* START MATERIALS PROVIDED *

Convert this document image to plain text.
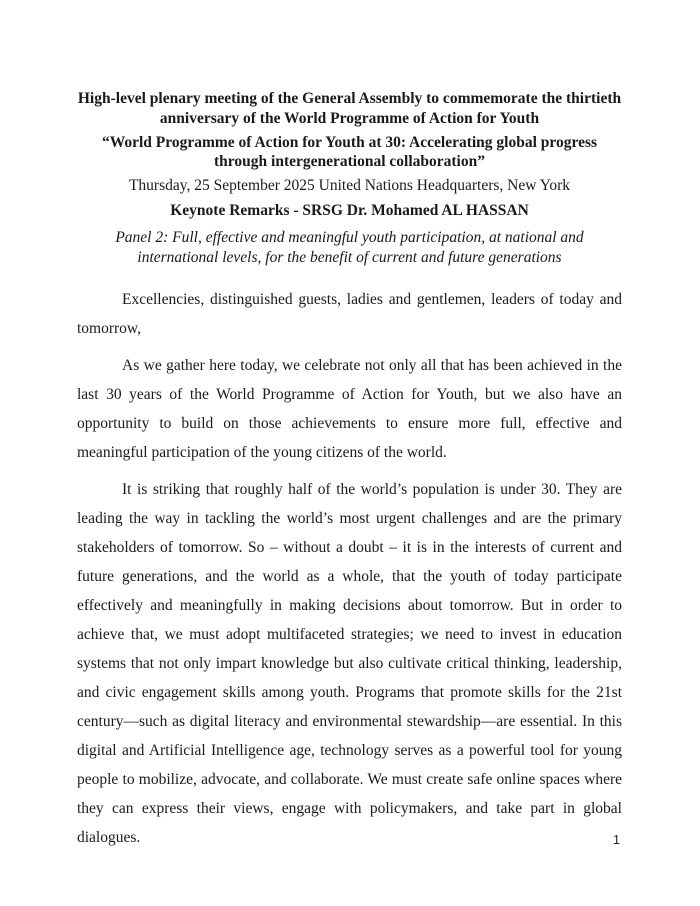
High-level plenary meeting of the General Assembly to commemorate the thirtieth anniversary of the World Programme of Action for Youth
“World Programme of Action for Youth at 30: Accelerating global progress through intergenerational collaboration”
Thursday, 25 September 2025 United Nations Headquarters, New York
Keynote Remarks - SRSG Dr. Mohamed AL HASSAN
Panel 2: Full, effective and meaningful youth participation, at national and international levels, for the benefit of current and future generations

Excellencies, distinguished guests, ladies and gentlemen, leaders of today and tomorrow,

As we gather here today, we celebrate not only all that has been achieved in the last 30 years of the World Programme of Action for Youth, but we also have an opportunity to build on those achievements to ensure more full, effective and meaningful participation of the young citizens of the world.

It is striking that roughly half of the world’s population is under 30. They are leading the way in tackling the world’s most urgent challenges and are the primary stakeholders of tomorrow. So – without a doubt – it is in the interests of current and future generations, and the world as a whole, that the youth of today participate effectively and meaningfully in making decisions about tomorrow. But in order to achieve that, we must adopt multifaceted strategies; we need to invest in education systems that not only impart knowledge but also cultivate critical thinking, leadership, and civic engagement skills among youth. Programs that promote skills for the 21st century—such as digital literacy and environmental stewardship—are essential. In this digital and Artificial Intelligence age, technology serves as a powerful tool for young people to mobilize, advocate, and collaborate. We must create safe online spaces where they can express their views, engage with policymakers, and take part in global dialogues.	1
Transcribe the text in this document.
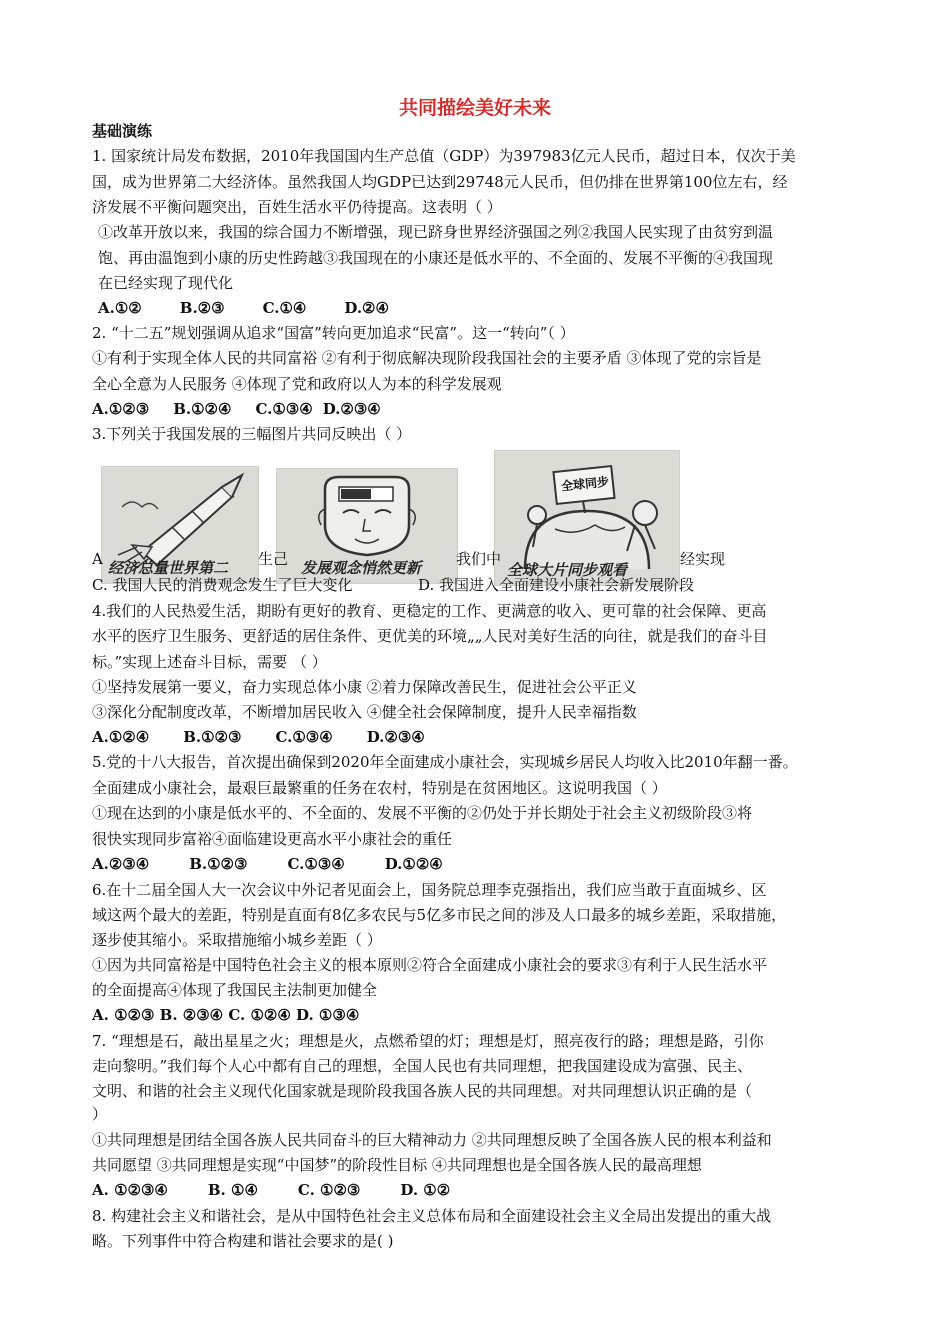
共同描绘美好未来
基础演练
1. 国家统计局发布数据，2010年我国国内生产总值（GDP）为397983亿元人民币，超过日本，仅次于美
国，成为世界第二大经济体。虽然我国人均GDP已达到29748元人民币，但仍排在世界第100位左右，经
济发展不平衡问题突出，百姓生活水平仍待提高。这表明（ ）
①改革开放以来，我国的综合国力不断增强，现已跻身世界经济强国之列②我国人民实现了由贫穷到温
饱、再由温饱到小康的历史性跨越③我国现在的小康还是低水平的、不全面的、发展不平衡的④我国现
在已经实现了现代化
A.①②	B.②③	C.①④	D.②④
2. “十二五”规划强调从追求“国富”转向更加追求“民富”。这一“转向”（ ）
①有利于实现全体人民的共同富裕 ②有利于彻底解决现阶段我国社会的主要矛盾 ③体现了党的宗旨是
全心全意为人民服务 ④体现了党和政府以人为本的科学发展观
A.①②③ B.①②④ C.①③④ D.②③④
3.下列关于我国发展的三幅图片共同反映出（ ）
经济总量世界第二	发展观念悄然更新
全球同步
全球大片同步观看
A	生己	我们中	经实现
C. 我国人民的消费观念发生了巨大变化	D. 我国进入全面建设小康社会新发展阶段
4.我们的人民热爱生活，期盼有更好的教育、更稳定的工作、更满意的收入、更可靠的社会保障、更高
水平的医疗卫生服务、更舒适的居住条件、更优美的环境„„人民对美好生活的向往，就是我们的奋斗目
标。”实现上述奋斗目标，需要 （ ）
①坚持发展第一要义，奋力实现总体小康 ②着力保障改善民生，促进社会公平正义
③深化分配制度改革，不断增加居民收入 ④健全社会保障制度，提升人民幸福指数
A.①②④ B.①②③ C.①③④ D.②③④
5.党的十八大报告，首次提出确保到2020年全面建成小康社会，实现城乡居民人均收入比2010年翻一番。
全面建成小康社会，最艰巨最繁重的任务在农村，特别是在贫困地区。这说明我国（ ）
①现在达到的小康是低水平的、不全面的、发展不平衡的②仍处于并长期处于社会主义初级阶段③将
很快实现同步富裕④面临建设更高水平小康社会的重任
A.②③④	B.①②③	C.①③④	D.①②④
6.在十二届全国人大一次会议中外记者见面会上，国务院总理李克强指出，我们应当敢于直面城乡、区
域这两个最大的差距，特别是直面有8亿多农民与5亿多市民之间的涉及人口最多的城乡差距，采取措施，
逐步使其缩小。采取措施缩小城乡差距（ ）
①因为共同富裕是中国特色社会主义的根本原则②符合全面建成小康社会的要求③有利于人民生活水平
的全面提高④体现了我国民主法制更加健全
A. ①②③ B. ②③④ C. ①②④ D. ①③④
7. “理想是石，敲出星星之火；理想是火，点燃希望的灯；理想是灯，照亮夜行的路；理想是路，引你
走向黎明。”我们每个人心中都有自己的理想，全国人民也有共同理想，把我国建设成为富强、民主、
文明、和谐的社会主义现代化国家就是现阶段我国各族人民的共同理想。对共同理想认识正确的是（
）
①共同理想是团结全国各族人民共同奋斗的巨大精神动力 ②共同理想反映了全国各族人民的根本利益和
共同愿望 ③共同理想是实现“中国梦”的阶段性目标 ④共同理想也是全国各族人民的最高理想
A. ①②③④	B. ①④	C. ①②③	D. ①②
8. 构建社会主义和谐社会，是从中国特色社会主义总体布局和全面建设社会主义全局出发提出的重大战
略。下列事件中符合构建和谐社会要求的是( )
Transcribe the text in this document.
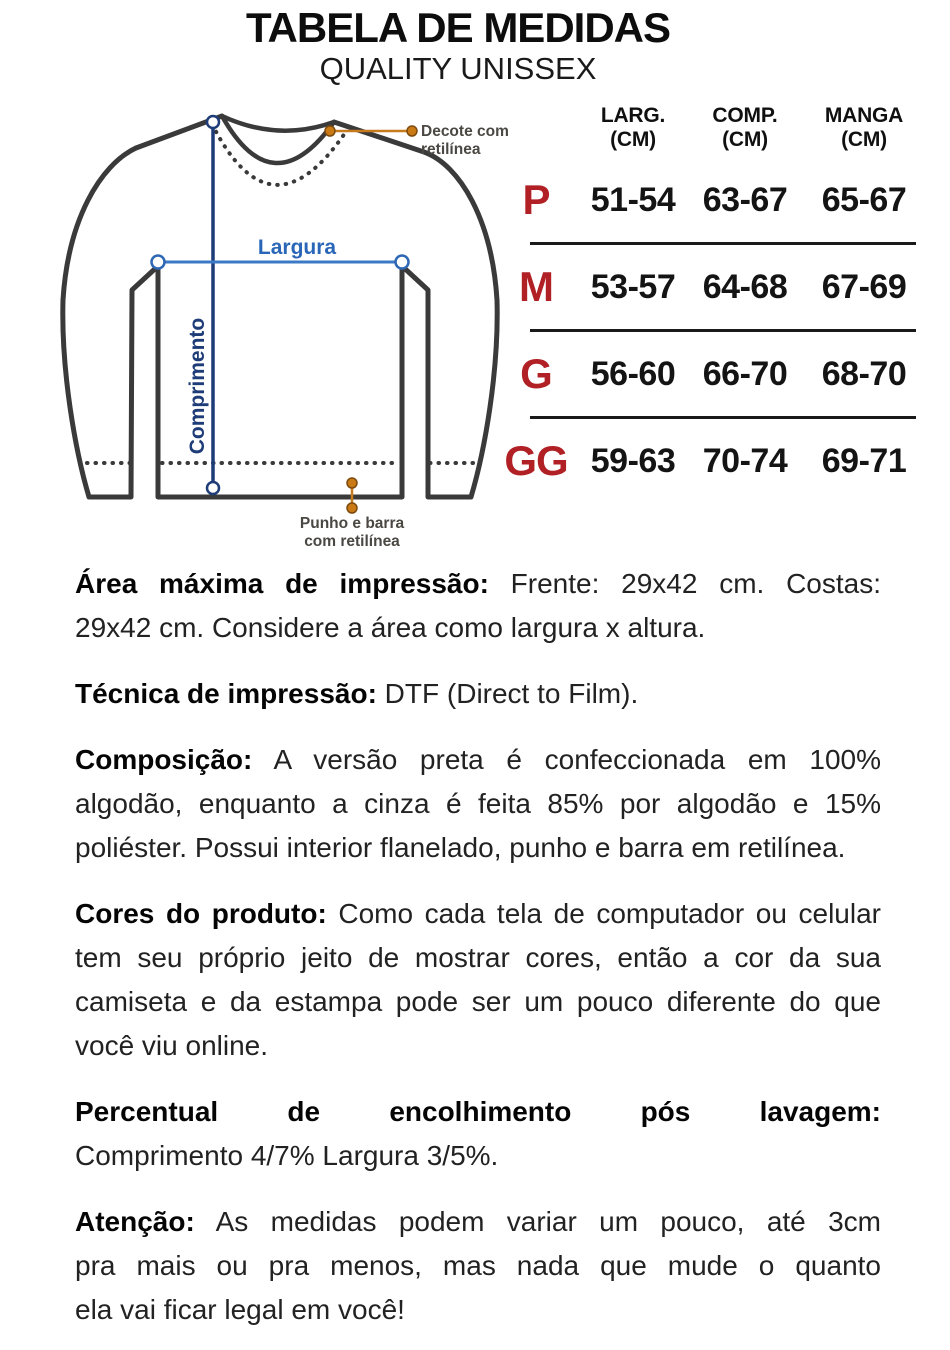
TABELA DE MEDIDAS
QUALITY UNISSEX
Largura
Comprimento
Decote com
retilínea
Punho e barra
com retilínea
LARG.
(CM)
COMP.
(CM)
MANGA
(CM)
P	51-54 63-67	65-67
M	53-57 64-68	67-69
G	56-60 66-70	68-70
GG 59-63 70-74	69-71

Área máxima de impressão: Frente: 29x42 cm. Costas:
29x42 cm. Considere a área como largura x altura.

Técnica de impressão: DTF (Direct to Film).

Composição: A versão preta é confeccionada em 100%
algodão, enquanto a cinza é feita 85% por algodão e 15%
poliéster. Possui interior flanelado, punho e barra em retilínea.

Cores do produto: Como cada tela de computador ou celular
tem seu próprio jeito de mostrar cores, então a cor da sua
camiseta e da estampa pode ser um pouco diferente do que
você viu online.

Percentual de encolhimento pós lavagem:
Comprimento 4/7% Largura 3/5%.

Atenção: As medidas podem variar um pouco, até 3cm
pra mais ou pra menos, mas nada que mude o quanto
ela vai ficar legal em você!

* END MATERIALS PROVIDED *

• [EXERCISE BRIEF]: Set down the complete material exactly, but do not include the images.

• [WRITTEN RESPONSE]:
Convert this document image to plain text.
High-level plenary meeting of the General Assembly to commemorate the thirtieth anniversary of the World Programme of Action for Youth
“World Programme of Action for Youth at 30: Accelerating global progress through intergenerational collaboration”
Thursday, 25 September 2025 United Nations Headquarters, New York
Keynote Remarks - SRSG Dr. Mohamed AL HASSAN
Panel 2: Full, effective and meaningful youth participation, at national and international levels, for the benefit of current and future generations

Excellencies, distinguished guests, ladies and gentlemen, leaders of today and tomorrow,

As we gather here today, we celebrate not only all that has been achieved in the last 30 years of the World Programme of Action for Youth, but we also have an opportunity to build on those achievements to ensure more full, effective and meaningful participation of the young citizens of the world.

It is striking that roughly half of the world’s population is under 30. They are leading the way in tackling the world’s most urgent challenges and are the primary stakeholders of tomorrow. So – without a doubt – it is in the interests of current and future generations, and the world as a whole, that the youth of today participate effectively and meaningfully in making decisions about tomorrow. But in order to achieve that, we must adopt multifaceted strategies; we need to invest in education systems that not only impart knowledge but also cultivate critical thinking, leadership, and civic engagement skills among youth. Programs that promote skills for the 21st century—such as digital literacy and environmental stewardship—are essential. In this digital and Artificial Intelligence age, technology serves as a powerful tool for young people to mobilize, advocate, and collaborate. We must create safe online spaces where they can express their views, engage with policymakers, and take part in global dialogues.	1
Transcribe the text in this document.
共同描绘美好未来
基础演练
1. 国家统计局发布数据，2010年我国国内生产总值（GDP）为397983亿元人民币，超过日本，仅次于美
国，成为世界第二大经济体。虽然我国人均GDP已达到29748元人民币，但仍排在世界第100位左右，经
济发展不平衡问题突出，百姓生活水平仍待提高。这表明（ ）
①改革开放以来，我国的综合国力不断增强，现已跻身世界经济强国之列②我国人民实现了由贫穷到温
饱、再由温饱到小康的历史性跨越③我国现在的小康还是低水平的、不全面的、发展不平衡的④我国现
在已经实现了现代化
A.①②	B.②③	C.①④	D.②④
2. “十二五”规划强调从追求“国富”转向更加追求“民富”。这一“转向”（ ）
①有利于实现全体人民的共同富裕 ②有利于彻底解决现阶段我国社会的主要矛盾 ③体现了党的宗旨是
全心全意为人民服务 ④体现了党和政府以人为本的科学发展观
A.①②③ B.①②④ C.①③④ D.②③④
3.下列关于我国发展的三幅图片共同反映出（ ）
经济总量世界第二	发展观念悄然更新
全球同步
全球大片同步观看
A	生己	我们中	经实现
C. 我国人民的消费观念发生了巨大变化	D. 我国进入全面建设小康社会新发展阶段
4.我们的人民热爱生活，期盼有更好的教育、更稳定的工作、更满意的收入、更可靠的社会保障、更高
水平的医疗卫生服务、更舒适的居住条件、更优美的环境„„人民对美好生活的向往，就是我们的奋斗目
标。”实现上述奋斗目标，需要 （ ）
①坚持发展第一要义，奋力实现总体小康 ②着力保障改善民生，促进社会公平正义
③深化分配制度改革，不断增加居民收入 ④健全社会保障制度，提升人民幸福指数
A.①②④ B.①②③ C.①③④ D.②③④
5.党的十八大报告，首次提出确保到2020年全面建成小康社会，实现城乡居民人均收入比2010年翻一番。
全面建成小康社会，最艰巨最繁重的任务在农村，特别是在贫困地区。这说明我国（ ）
①现在达到的小康是低水平的、不全面的、发展不平衡的②仍处于并长期处于社会主义初级阶段③将
很快实现同步富裕④面临建设更高水平小康社会的重任
A.②③④	B.①②③	C.①③④	D.①②④
6.在十二届全国人大一次会议中外记者见面会上，国务院总理李克强指出，我们应当敢于直面城乡、区
域这两个最大的差距，特别是直面有8亿多农民与5亿多市民之间的涉及人口最多的城乡差距，采取措施，
逐步使其缩小。采取措施缩小城乡差距（ ）
①因为共同富裕是中国特色社会主义的根本原则②符合全面建成小康社会的要求③有利于人民生活水平
的全面提高④体现了我国民主法制更加健全
A. ①②③ B. ②③④ C. ①②④ D. ①③④
7. “理想是石，敲出星星之火；理想是火，点燃希望的灯；理想是灯，照亮夜行的路；理想是路，引你
走向黎明。”我们每个人心中都有自己的理想，全国人民也有共同理想，把我国建设成为富强、民主、
文明、和谐的社会主义现代化国家就是现阶段我国各族人民的共同理想。对共同理想认识正确的是（
）
①共同理想是团结全国各族人民共同奋斗的巨大精神动力 ②共同理想反映了全国各族人民的根本利益和
共同愿望 ③共同理想是实现“中国梦”的阶段性目标 ④共同理想也是全国各族人民的最高理想
A. ①②③④	B. ①④	C. ①②③	D. ①②
8. 构建社会主义和谐社会，是从中国特色社会主义总体布局和全面建设社会主义全局出发提出的重大战
略。下列事件中符合构建和谐社会要求的是( )
Transcribe the text in this document.
TABELA DE MEDIDAS
QUALITY UNISSEX
Largura
Comprimento
Decote com
retilínea
Punho e barra
com retilínea
LARG.
(CM)
COMP.
(CM)
MANGA
(CM)
P	51-54 63-67	65-67
M	53-57 64-68	67-69
G	56-60 66-70	68-70
GG 59-63 70-74	69-71

Área máxima de impressão: Frente: 29x42 cm. Costas:
29x42 cm. Considere a área como largura x altura.

Técnica de impressão: DTF (Direct to Film).

Composição: A versão preta é confeccionada em 100%
algodão, enquanto a cinza é feita 85% por algodão e 15%
poliéster. Possui interior flanelado, punho e barra em retilínea.

Cores do produto: Como cada tela de computador ou celular
tem seu próprio jeito de mostrar cores, então a cor da sua
camiseta e da estampa pode ser um pouco diferente do que
você viu online.

Percentual de encolhimento pós lavagem:
Comprimento 4/7% Largura 3/5%.

Atenção: As medidas podem variar um pouco, até 3cm
pra mais ou pra menos, mas nada que mude o quanto
ela vai ficar legal em você!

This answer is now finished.